** Begin Material for this exercise **
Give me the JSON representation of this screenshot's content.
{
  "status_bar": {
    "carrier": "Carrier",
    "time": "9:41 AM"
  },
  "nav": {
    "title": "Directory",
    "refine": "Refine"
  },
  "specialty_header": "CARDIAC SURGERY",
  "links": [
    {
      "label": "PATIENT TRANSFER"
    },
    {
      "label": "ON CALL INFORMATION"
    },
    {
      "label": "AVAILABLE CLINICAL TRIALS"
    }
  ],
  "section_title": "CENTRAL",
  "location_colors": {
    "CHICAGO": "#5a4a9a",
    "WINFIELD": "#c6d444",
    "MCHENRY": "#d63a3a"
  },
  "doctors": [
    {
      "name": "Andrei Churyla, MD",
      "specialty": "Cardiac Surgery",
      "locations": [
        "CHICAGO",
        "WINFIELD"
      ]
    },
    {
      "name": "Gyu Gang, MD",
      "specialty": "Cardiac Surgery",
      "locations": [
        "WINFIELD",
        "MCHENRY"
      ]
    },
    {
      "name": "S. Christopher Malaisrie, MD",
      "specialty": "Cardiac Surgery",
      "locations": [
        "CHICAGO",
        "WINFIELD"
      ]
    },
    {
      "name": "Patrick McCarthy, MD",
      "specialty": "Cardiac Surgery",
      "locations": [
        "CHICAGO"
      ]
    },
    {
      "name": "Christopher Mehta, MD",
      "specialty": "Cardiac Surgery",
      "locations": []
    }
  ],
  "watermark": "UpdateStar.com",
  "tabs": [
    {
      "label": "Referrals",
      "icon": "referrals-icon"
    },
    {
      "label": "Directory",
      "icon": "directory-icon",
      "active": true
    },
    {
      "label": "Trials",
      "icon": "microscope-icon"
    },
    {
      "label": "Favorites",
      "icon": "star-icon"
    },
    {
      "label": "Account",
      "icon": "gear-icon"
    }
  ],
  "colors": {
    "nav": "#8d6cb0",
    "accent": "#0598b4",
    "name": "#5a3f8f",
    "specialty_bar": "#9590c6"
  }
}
** End Material for this exercise **
Your instructions:
Write out the records above again, keeping each one identical to the original.

Solution to this exercise:
Give me the JSON representation of this screenshot's content.
{
  "status_bar": {
    "carrier": "Carrier",
    "time": "9:41 AM"
  },
  "nav": {
    "title": "Directory",
    "refine": "Refine"
  },
  "specialty_header": "CARDIAC SURGERY",
  "links": [
    {
      "label": "PATIENT TRANSFER"
    },
    {
      "label": "ON CALL INFORMATION"
    },
    {
      "label": "AVAILABLE CLINICAL TRIALS"
    }
  ],
  "section_title": "CENTRAL",
  "location_colors": {
    "CHICAGO": "#5a4a9a",
    "WINFIELD": "#c6d444",
    "MCHENRY": "#d63a3a"
  },
  "doctors": [
    {
      "name": "Andrei Churyla, MD",
      "specialty": "Cardiac Surgery",
      "locations": [
        "CHICAGO",
        "WINFIELD"
      ]
    },
    {
      "name": "Gyu Gang, MD",
      "specialty": "Cardiac Surgery",
      "locations": [
        "WINFIELD",
        "MCHENRY"
      ]
    },
    {
      "name": "S. Christopher Malaisrie, MD",
      "specialty": "Cardiac Surgery",
      "locations": [
        "CHICAGO",
        "WINFIELD"
      ]
    },
    {
      "name": "Patrick McCarthy, MD",
      "specialty": "Cardiac Surgery",
      "locations": [
        "CHICAGO"
      ]
    },
    {
      "name": "Christopher Mehta, MD",
      "specialty": "Cardiac Surgery",
      "locations": []
    }
  ],
  "watermark": "UpdateStar.com",
  "tabs": [
    {
      "label": "Referrals",
      "icon": "referrals-icon"
    },
    {
      "label": "Directory",
      "icon": "directory-icon",
      "active": true
    },
    {
      "label": "Trials",
      "icon": "microscope-icon"
    },
    {
      "label": "Favorites",
      "icon": "star-icon"
    },
    {
      "label": "Account",
      "icon": "gear-icon"
    }
  ],
  "colors": {
    "nav": "#8d6cb0",
    "accent": "#0598b4",
    "name": "#5a3f8f",
    "specialty_bar": "#9590c6"
  }
}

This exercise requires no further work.